**Problem requirements**
Please determine how many lines of the material include the word "type", and respond with nothing but that number.

**Rows**
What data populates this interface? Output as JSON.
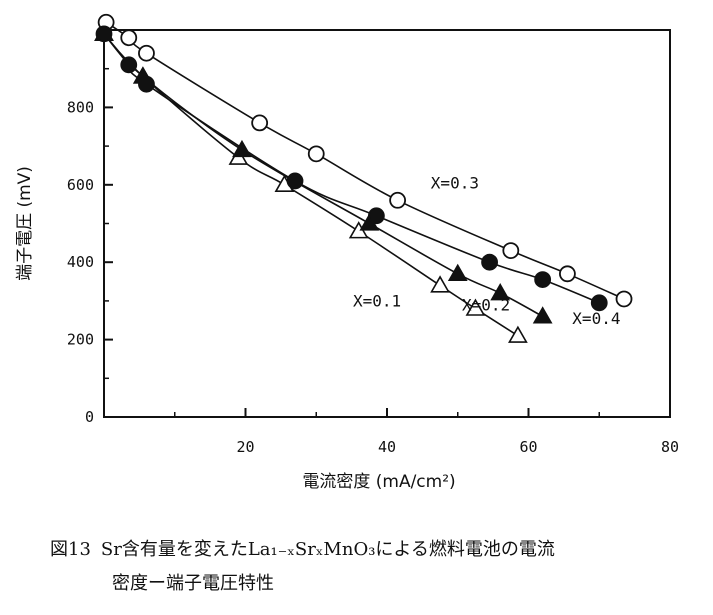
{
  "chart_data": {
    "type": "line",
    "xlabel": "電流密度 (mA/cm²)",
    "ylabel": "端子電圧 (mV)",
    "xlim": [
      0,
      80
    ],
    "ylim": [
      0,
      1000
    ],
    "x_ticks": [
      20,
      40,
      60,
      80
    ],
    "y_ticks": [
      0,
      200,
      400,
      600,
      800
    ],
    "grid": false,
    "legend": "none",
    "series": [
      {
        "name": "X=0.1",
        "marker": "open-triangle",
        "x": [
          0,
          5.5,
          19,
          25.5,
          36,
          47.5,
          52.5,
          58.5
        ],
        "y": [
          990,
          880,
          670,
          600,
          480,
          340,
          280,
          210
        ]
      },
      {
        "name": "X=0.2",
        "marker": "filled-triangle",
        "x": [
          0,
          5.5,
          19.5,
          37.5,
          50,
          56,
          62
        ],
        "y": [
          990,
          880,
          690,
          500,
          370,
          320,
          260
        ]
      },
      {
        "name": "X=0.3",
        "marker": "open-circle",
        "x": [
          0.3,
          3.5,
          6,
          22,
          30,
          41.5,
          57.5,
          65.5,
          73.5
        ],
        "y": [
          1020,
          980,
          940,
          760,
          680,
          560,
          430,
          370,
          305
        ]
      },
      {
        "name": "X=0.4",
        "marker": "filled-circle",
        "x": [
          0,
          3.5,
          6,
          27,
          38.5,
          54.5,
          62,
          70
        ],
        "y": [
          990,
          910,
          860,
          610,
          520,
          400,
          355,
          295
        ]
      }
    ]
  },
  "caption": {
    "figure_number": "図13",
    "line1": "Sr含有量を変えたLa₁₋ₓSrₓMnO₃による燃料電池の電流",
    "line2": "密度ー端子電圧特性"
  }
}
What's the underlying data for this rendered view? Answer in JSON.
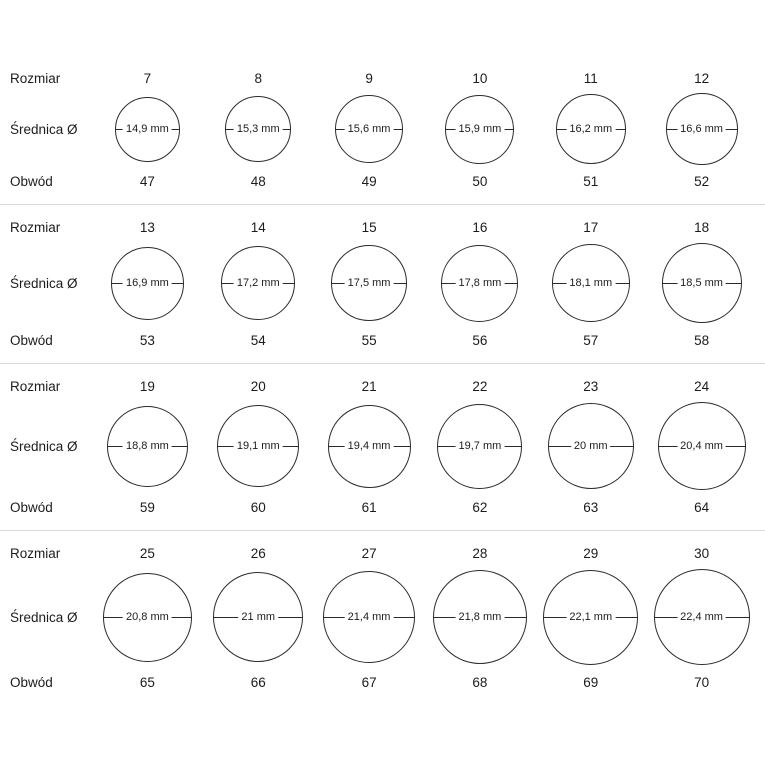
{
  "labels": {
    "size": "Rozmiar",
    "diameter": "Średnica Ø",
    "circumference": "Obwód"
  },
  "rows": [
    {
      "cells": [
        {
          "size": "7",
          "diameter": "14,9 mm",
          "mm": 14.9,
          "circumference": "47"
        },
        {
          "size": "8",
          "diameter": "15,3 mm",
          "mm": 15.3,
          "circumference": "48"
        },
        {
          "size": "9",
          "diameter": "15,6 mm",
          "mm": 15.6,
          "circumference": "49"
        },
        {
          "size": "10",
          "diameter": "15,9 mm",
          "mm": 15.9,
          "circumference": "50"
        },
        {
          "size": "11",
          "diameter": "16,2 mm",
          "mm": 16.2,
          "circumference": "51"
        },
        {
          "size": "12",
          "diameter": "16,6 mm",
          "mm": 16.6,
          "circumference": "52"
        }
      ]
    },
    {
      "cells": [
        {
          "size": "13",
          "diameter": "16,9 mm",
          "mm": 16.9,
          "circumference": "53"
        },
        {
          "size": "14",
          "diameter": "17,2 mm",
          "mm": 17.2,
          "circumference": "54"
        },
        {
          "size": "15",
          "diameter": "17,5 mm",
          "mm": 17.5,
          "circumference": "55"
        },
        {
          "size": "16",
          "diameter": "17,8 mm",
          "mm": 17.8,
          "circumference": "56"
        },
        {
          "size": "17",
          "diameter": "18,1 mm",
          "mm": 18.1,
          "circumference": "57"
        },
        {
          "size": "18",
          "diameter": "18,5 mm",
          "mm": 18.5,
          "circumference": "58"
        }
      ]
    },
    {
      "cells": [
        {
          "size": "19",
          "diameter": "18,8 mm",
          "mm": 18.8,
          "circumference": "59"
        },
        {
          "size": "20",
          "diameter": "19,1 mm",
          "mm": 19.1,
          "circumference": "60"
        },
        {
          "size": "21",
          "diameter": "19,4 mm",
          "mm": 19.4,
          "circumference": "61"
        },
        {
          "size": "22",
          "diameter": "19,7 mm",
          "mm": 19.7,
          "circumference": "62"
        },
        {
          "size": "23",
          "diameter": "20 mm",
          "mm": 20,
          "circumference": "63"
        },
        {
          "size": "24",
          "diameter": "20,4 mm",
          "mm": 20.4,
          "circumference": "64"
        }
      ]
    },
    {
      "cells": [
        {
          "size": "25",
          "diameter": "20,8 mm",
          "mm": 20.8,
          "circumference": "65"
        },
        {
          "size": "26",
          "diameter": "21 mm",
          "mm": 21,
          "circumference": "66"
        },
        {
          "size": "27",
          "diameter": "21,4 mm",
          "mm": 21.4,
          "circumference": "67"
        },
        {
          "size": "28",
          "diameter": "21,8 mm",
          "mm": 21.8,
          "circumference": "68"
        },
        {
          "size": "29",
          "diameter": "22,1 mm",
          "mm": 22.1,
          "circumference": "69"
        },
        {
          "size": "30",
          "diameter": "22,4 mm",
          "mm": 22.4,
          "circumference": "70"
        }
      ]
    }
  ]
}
...
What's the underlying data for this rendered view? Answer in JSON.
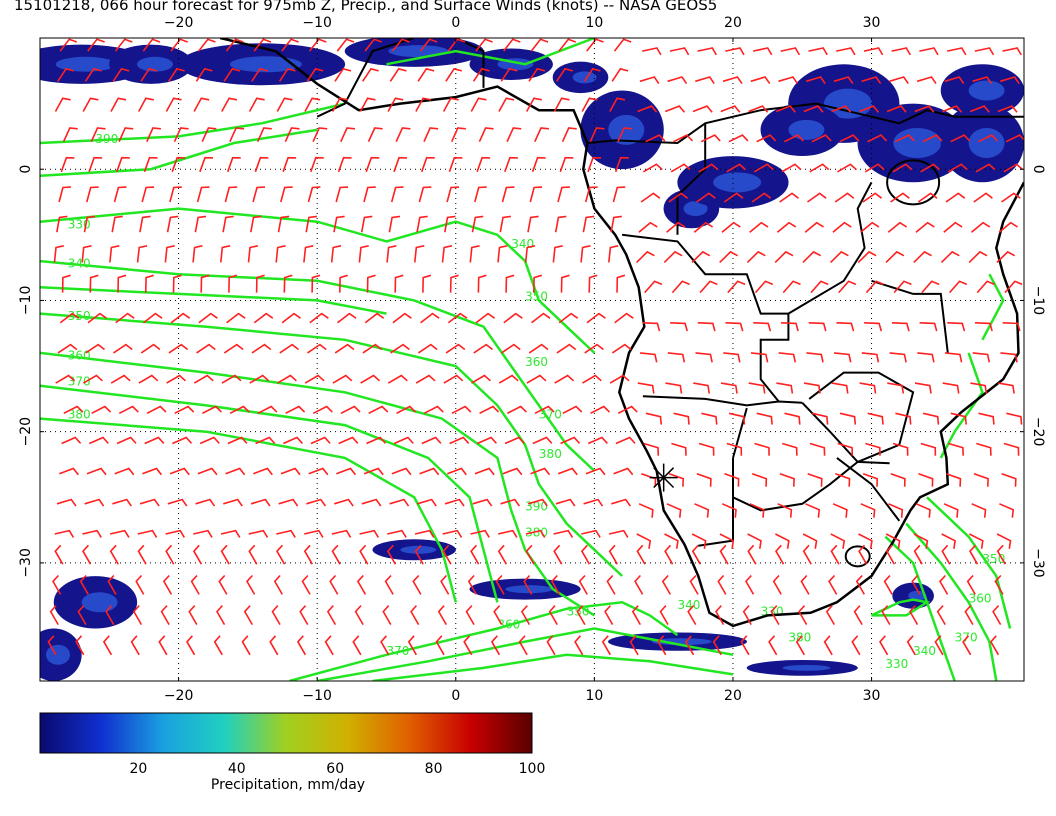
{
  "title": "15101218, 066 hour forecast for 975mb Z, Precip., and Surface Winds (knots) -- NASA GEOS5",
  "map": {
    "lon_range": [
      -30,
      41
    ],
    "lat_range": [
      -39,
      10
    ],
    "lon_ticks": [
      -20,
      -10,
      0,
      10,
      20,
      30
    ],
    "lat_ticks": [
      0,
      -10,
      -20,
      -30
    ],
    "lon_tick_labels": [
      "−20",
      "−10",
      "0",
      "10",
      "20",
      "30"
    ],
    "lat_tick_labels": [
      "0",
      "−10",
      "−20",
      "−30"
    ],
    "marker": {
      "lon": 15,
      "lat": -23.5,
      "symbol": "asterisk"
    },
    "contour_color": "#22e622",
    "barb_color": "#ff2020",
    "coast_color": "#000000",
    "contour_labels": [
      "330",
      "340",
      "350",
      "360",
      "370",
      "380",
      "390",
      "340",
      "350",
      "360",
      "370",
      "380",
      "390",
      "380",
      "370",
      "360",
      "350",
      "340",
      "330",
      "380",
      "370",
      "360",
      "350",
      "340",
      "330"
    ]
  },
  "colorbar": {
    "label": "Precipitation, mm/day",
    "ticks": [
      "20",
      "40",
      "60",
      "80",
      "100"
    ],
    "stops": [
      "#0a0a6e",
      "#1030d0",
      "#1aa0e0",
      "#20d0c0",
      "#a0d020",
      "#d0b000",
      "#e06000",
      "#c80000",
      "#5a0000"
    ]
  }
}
--
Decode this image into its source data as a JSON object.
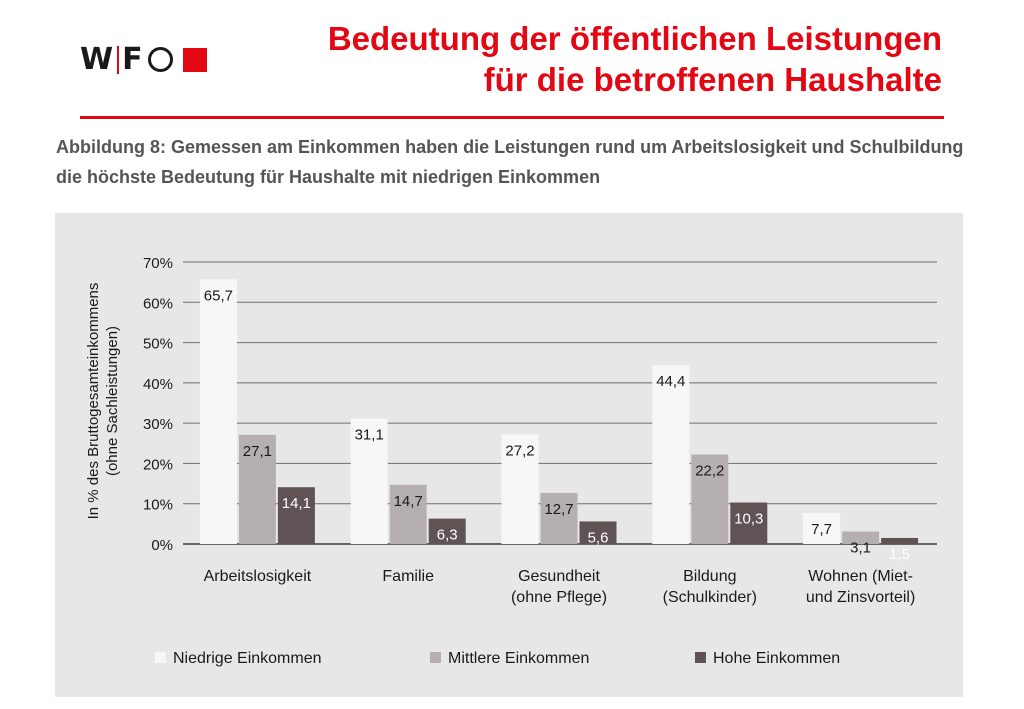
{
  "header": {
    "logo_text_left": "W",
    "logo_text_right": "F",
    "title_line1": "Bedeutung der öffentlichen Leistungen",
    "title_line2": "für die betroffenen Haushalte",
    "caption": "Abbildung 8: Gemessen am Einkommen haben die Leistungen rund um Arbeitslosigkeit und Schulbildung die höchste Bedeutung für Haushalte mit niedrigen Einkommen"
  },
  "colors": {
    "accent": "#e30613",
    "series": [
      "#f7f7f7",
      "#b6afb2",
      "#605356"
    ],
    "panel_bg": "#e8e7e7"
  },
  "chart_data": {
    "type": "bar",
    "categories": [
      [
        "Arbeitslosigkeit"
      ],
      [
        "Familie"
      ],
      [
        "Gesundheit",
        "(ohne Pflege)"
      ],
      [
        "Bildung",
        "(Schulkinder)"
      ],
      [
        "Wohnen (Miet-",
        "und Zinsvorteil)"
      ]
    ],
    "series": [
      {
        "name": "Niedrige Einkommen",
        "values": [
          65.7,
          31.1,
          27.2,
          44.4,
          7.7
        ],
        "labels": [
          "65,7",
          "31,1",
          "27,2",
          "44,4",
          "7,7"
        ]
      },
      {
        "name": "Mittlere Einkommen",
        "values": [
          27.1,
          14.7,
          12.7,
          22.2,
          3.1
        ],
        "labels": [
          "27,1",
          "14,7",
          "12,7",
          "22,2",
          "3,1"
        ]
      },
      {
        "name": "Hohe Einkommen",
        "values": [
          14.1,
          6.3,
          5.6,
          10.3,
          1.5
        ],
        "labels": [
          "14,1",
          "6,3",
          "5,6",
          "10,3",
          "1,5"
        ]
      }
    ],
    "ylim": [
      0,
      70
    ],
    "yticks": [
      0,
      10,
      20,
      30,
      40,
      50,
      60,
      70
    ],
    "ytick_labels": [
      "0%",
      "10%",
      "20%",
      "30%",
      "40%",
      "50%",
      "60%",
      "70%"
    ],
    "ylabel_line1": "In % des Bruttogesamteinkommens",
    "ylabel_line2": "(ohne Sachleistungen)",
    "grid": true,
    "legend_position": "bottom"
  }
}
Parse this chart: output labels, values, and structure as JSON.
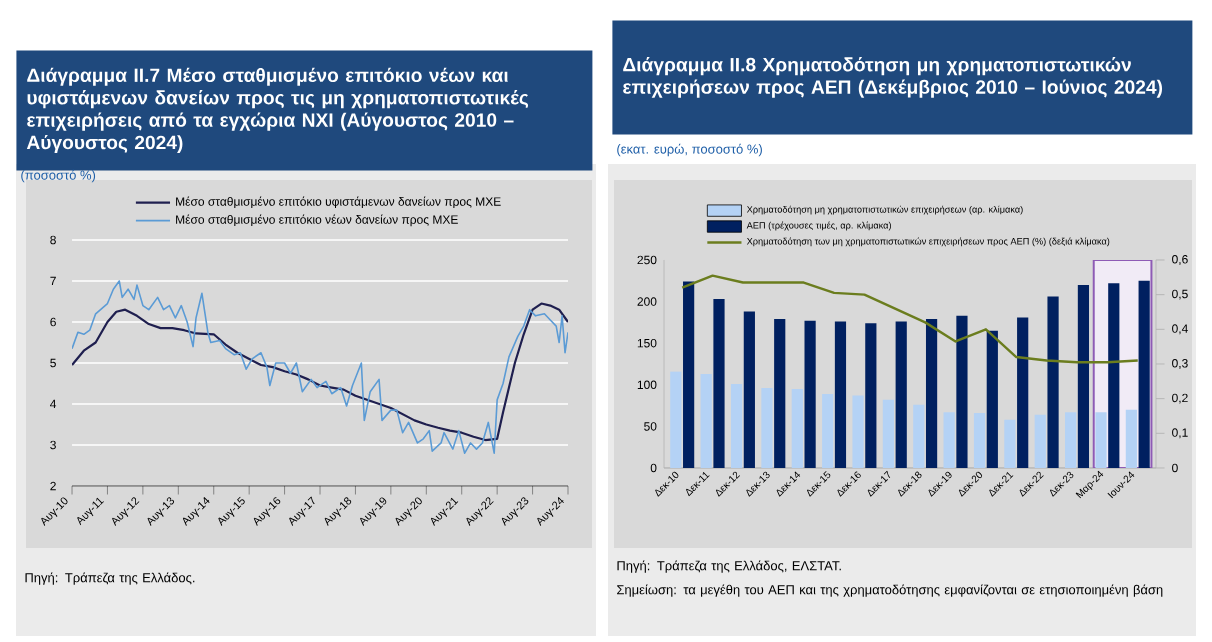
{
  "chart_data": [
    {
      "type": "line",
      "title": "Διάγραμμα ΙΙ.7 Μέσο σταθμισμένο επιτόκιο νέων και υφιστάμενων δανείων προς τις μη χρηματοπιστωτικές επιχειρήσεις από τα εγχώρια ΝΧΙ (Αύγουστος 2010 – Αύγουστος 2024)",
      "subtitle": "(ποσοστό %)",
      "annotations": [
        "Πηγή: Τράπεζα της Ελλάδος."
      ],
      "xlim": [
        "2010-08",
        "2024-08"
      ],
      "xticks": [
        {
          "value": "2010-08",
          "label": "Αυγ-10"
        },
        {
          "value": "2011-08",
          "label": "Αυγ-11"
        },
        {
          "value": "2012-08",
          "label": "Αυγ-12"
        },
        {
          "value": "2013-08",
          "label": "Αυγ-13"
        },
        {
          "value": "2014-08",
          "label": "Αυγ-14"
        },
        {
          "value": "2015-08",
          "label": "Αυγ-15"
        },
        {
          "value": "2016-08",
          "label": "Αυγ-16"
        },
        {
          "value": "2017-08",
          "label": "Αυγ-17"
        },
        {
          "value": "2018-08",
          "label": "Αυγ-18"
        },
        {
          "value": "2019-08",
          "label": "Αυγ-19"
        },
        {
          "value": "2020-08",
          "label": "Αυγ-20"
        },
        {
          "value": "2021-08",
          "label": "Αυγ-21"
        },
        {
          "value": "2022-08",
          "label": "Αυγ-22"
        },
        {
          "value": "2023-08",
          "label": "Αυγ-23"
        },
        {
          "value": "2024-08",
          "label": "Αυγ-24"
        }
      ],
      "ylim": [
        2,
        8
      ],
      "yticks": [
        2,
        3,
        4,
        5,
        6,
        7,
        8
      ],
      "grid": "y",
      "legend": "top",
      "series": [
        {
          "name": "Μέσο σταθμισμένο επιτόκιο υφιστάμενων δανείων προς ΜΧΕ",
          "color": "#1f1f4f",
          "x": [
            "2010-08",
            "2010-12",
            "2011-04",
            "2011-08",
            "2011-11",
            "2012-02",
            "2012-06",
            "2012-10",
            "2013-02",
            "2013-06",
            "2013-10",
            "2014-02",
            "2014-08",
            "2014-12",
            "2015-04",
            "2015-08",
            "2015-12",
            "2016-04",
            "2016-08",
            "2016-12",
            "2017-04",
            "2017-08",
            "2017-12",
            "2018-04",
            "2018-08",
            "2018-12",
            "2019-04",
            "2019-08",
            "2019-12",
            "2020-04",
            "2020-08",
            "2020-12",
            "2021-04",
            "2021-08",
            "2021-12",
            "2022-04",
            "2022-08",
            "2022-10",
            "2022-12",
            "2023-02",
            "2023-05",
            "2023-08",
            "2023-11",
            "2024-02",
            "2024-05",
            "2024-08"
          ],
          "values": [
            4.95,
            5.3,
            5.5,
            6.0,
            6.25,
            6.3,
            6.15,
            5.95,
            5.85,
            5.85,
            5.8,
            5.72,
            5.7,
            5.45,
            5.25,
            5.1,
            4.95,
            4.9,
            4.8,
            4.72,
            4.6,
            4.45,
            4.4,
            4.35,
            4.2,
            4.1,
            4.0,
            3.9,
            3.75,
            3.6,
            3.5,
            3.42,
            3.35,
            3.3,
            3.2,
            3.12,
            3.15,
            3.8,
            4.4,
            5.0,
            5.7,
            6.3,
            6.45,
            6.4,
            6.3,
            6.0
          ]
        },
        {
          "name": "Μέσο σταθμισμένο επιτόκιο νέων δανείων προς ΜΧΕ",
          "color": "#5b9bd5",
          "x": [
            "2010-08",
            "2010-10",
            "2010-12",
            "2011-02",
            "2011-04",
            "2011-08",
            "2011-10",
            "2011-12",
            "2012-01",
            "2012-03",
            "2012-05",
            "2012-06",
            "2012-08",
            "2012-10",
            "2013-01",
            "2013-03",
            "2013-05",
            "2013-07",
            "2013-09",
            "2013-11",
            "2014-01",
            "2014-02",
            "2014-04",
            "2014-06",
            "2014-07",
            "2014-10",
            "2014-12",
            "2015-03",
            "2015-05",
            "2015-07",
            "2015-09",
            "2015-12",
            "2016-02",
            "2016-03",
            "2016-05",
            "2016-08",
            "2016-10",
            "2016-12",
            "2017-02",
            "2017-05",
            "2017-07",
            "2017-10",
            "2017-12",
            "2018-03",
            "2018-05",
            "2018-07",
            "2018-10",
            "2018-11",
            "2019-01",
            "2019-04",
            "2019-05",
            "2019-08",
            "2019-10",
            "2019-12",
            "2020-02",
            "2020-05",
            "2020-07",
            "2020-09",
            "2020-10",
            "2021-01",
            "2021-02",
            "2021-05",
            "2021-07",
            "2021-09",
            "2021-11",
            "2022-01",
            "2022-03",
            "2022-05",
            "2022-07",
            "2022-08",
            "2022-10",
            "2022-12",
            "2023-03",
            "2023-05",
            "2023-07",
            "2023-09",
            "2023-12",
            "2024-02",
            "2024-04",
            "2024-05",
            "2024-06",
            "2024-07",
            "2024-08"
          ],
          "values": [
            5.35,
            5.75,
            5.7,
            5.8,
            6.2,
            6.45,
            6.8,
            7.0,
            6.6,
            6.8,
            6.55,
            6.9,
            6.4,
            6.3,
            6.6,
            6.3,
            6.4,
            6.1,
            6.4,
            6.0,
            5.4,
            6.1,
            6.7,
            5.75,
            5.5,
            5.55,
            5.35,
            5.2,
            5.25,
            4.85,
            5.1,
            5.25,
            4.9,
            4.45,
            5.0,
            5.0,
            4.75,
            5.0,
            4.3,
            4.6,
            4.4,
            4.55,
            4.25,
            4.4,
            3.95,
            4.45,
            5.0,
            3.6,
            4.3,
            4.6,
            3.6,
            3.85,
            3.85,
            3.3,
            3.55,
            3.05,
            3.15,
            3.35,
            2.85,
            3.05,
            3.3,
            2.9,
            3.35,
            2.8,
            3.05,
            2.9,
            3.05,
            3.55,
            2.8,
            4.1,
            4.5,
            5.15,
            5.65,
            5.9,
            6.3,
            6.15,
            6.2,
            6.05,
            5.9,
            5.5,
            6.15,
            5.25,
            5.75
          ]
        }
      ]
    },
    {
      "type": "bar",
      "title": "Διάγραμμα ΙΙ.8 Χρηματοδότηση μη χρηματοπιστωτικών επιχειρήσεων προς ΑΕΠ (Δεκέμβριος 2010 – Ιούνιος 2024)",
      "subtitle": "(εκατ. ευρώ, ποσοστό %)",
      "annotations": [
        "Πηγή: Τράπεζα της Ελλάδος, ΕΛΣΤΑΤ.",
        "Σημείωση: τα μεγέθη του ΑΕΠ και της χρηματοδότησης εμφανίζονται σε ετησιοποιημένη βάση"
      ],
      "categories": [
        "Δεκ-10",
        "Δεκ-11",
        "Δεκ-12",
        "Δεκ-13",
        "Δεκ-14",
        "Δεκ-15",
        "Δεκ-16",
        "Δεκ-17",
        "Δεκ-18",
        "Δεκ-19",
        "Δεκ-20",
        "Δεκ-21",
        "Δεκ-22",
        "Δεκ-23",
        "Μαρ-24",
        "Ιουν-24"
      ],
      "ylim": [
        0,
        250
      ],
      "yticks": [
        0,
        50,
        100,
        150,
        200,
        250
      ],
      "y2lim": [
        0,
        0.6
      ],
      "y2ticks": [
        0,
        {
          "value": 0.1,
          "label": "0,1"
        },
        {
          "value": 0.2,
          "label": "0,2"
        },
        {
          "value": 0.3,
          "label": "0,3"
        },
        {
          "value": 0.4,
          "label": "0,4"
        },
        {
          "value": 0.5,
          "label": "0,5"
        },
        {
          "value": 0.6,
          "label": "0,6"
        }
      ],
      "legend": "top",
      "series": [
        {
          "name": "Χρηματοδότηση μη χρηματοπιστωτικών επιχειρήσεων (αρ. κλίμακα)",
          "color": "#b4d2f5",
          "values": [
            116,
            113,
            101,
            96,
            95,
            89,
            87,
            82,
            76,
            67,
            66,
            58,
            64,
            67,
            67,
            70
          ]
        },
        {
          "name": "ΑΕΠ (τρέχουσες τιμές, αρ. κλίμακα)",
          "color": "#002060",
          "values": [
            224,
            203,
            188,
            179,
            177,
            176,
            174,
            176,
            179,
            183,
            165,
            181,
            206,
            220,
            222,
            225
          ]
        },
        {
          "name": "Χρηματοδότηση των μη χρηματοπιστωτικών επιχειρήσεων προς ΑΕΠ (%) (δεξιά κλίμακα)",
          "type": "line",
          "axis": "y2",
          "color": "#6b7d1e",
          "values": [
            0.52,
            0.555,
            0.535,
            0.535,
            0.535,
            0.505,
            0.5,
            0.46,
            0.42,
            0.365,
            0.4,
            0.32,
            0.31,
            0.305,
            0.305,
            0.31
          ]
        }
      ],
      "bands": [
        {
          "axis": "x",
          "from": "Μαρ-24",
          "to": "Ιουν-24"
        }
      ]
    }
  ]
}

**Exercise result**
5